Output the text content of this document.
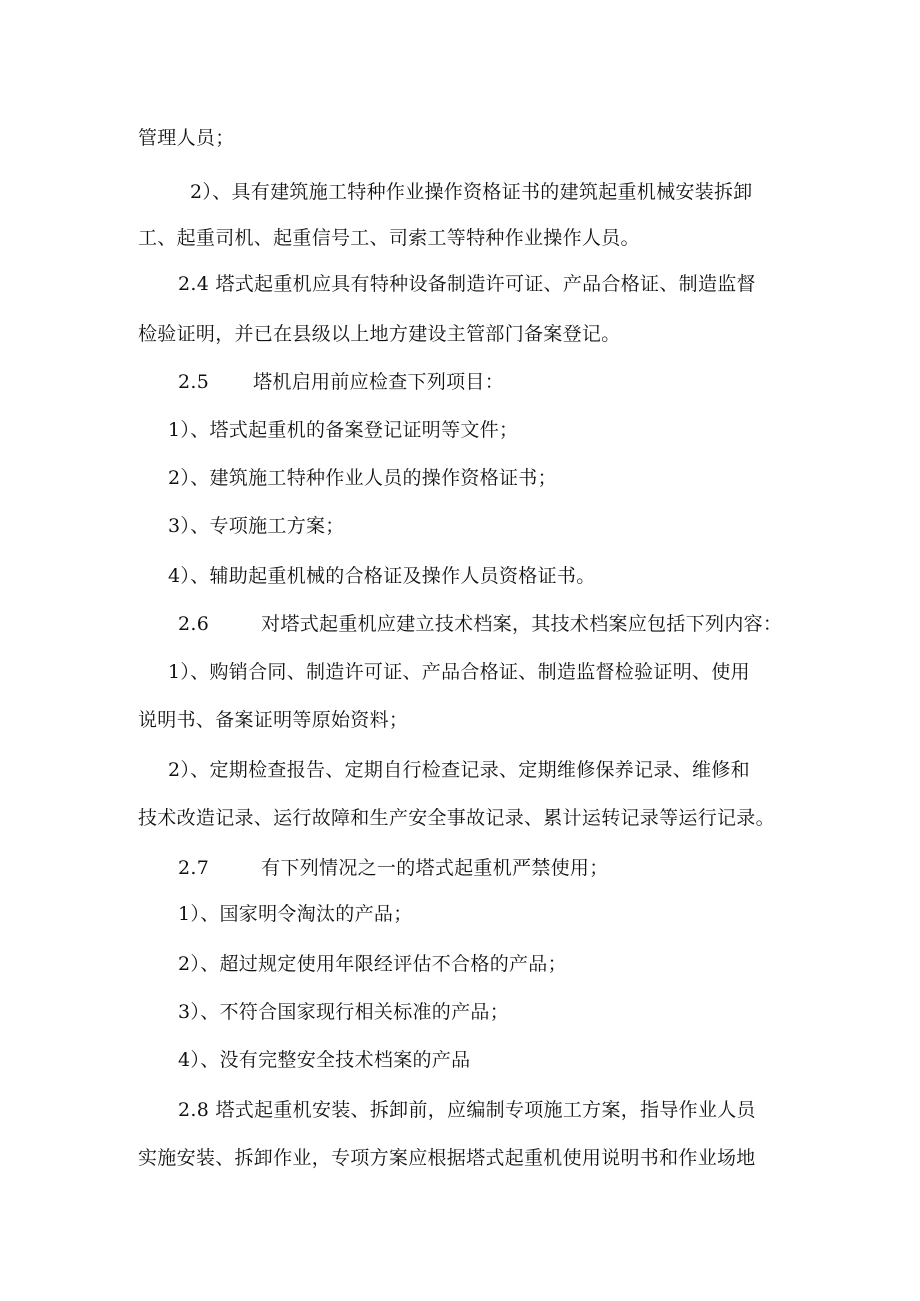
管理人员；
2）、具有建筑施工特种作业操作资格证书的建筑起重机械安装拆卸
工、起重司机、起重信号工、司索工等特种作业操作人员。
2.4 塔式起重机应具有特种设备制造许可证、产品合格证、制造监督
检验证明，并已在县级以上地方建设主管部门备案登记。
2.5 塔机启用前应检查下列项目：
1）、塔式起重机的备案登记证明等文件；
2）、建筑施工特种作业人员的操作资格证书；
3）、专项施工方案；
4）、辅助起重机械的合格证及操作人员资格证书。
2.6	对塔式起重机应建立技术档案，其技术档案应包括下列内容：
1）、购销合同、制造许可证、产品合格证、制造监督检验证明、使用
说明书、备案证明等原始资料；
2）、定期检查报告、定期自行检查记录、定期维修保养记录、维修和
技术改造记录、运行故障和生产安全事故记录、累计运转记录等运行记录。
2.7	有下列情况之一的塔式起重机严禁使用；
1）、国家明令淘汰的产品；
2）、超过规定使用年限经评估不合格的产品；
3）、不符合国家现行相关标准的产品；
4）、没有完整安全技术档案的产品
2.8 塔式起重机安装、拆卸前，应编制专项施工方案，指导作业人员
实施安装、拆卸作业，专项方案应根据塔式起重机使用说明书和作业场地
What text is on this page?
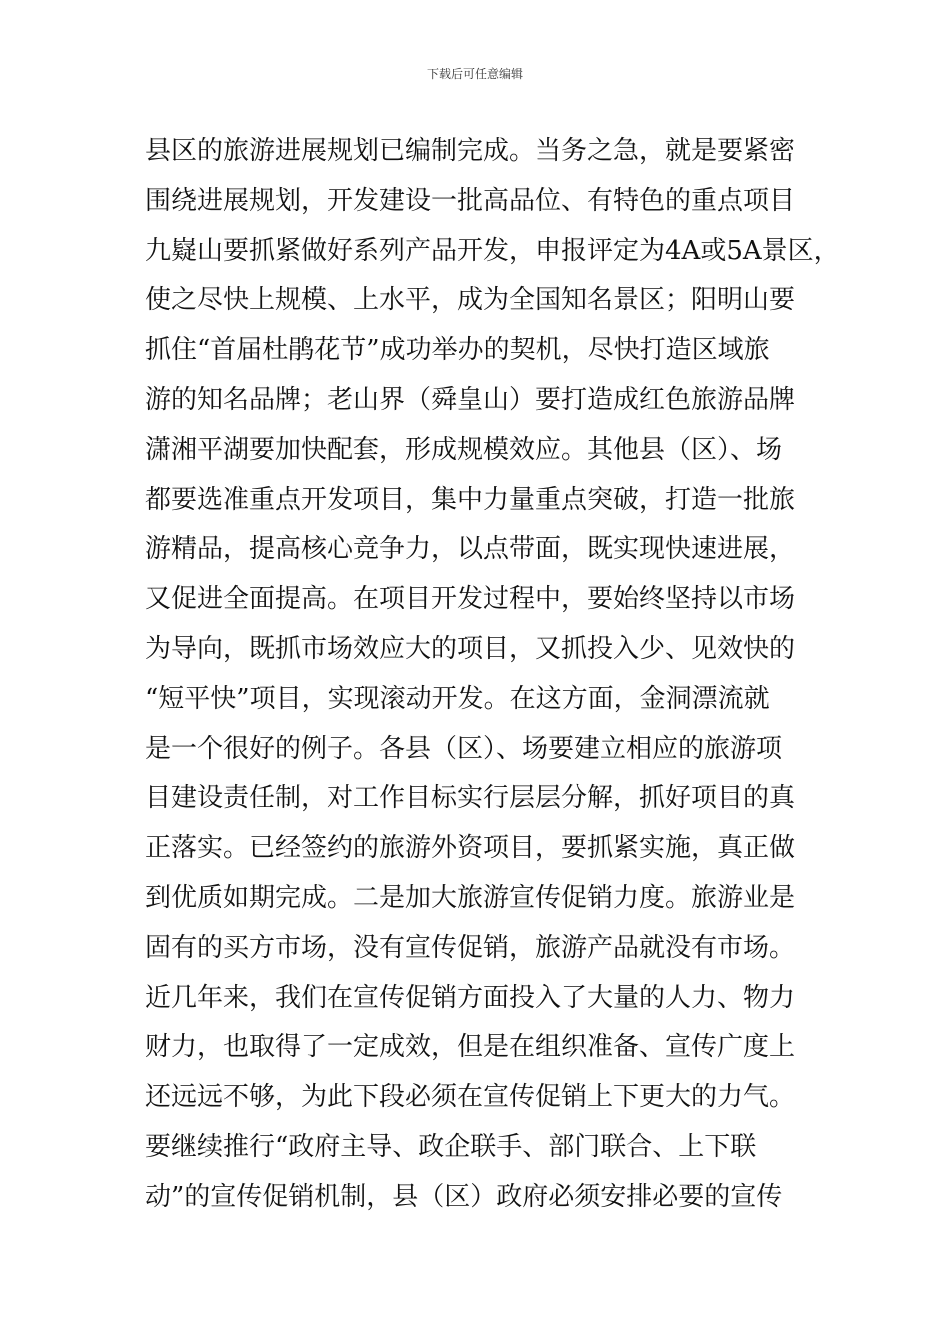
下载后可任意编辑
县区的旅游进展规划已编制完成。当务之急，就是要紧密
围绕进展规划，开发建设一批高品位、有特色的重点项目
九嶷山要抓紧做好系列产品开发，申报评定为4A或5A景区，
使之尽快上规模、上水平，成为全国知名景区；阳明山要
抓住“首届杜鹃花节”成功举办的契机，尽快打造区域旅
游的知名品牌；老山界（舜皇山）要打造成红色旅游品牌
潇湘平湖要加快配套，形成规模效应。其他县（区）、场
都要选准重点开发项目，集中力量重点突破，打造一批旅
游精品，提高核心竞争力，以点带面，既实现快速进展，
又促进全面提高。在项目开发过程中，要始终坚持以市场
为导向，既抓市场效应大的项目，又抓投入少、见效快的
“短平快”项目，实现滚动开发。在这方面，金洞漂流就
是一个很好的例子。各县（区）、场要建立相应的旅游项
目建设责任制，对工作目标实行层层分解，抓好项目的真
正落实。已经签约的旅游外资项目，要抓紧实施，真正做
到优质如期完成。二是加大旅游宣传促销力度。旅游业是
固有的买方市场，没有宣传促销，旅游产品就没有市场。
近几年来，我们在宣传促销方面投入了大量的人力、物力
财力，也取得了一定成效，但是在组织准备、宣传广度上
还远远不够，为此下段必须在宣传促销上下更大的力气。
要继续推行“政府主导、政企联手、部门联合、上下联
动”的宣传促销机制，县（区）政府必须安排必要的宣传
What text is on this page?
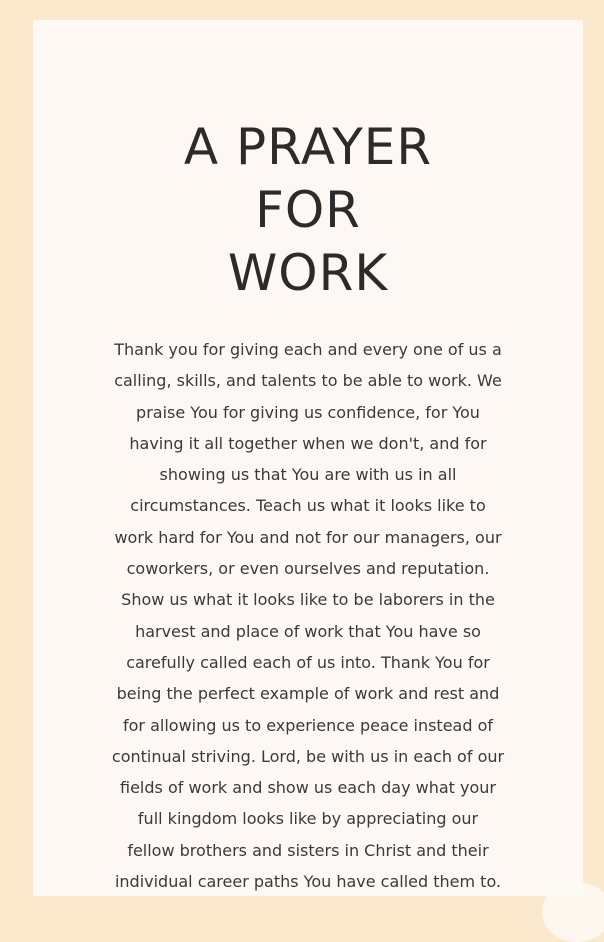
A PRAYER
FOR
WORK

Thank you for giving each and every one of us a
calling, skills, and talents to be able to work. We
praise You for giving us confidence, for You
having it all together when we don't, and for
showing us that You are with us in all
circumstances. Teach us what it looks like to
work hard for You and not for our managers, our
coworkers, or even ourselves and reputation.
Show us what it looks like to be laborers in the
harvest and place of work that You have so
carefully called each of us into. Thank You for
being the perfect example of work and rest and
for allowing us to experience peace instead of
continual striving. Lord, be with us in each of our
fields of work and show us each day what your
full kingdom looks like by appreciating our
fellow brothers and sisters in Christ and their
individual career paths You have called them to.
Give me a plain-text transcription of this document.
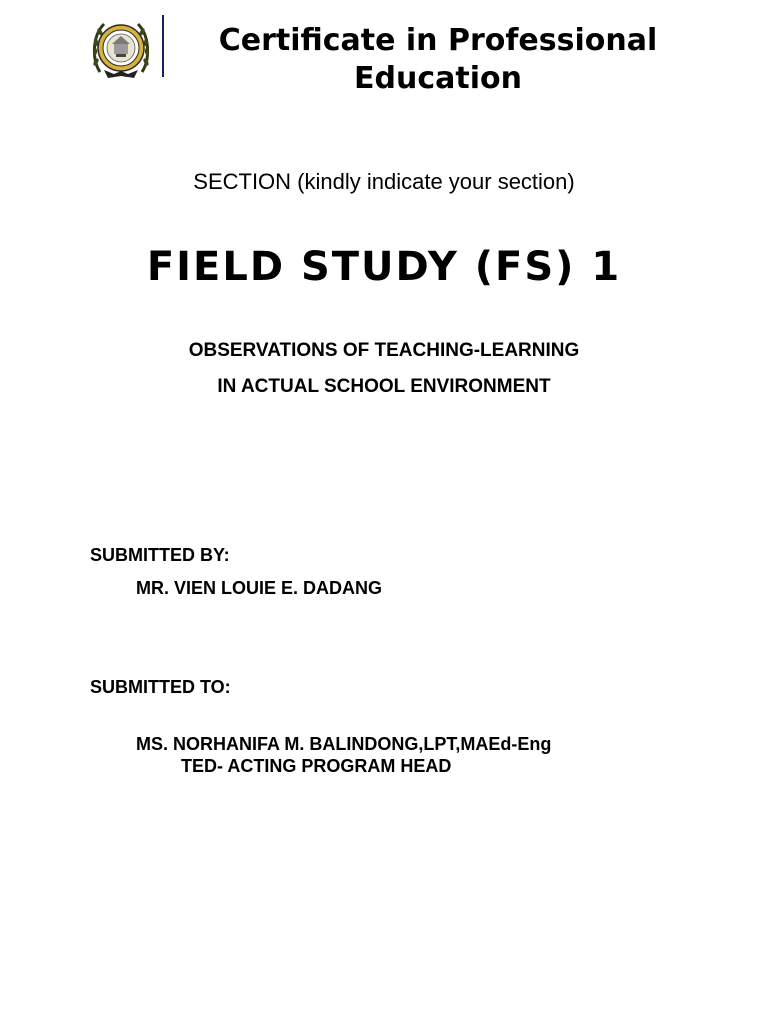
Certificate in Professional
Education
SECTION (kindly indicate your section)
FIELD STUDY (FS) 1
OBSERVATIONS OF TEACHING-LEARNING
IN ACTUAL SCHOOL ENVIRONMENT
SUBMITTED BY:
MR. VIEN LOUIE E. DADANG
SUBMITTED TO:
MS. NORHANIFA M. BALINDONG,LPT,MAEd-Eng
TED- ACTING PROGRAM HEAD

***

▶ **WRITTEN TASK**
Every line in the data above that contains "with" needs to be copied.

▶ **CORRECT ANSWER**
showing us that You are with us in all
continual striving. Lord, be with us in each of our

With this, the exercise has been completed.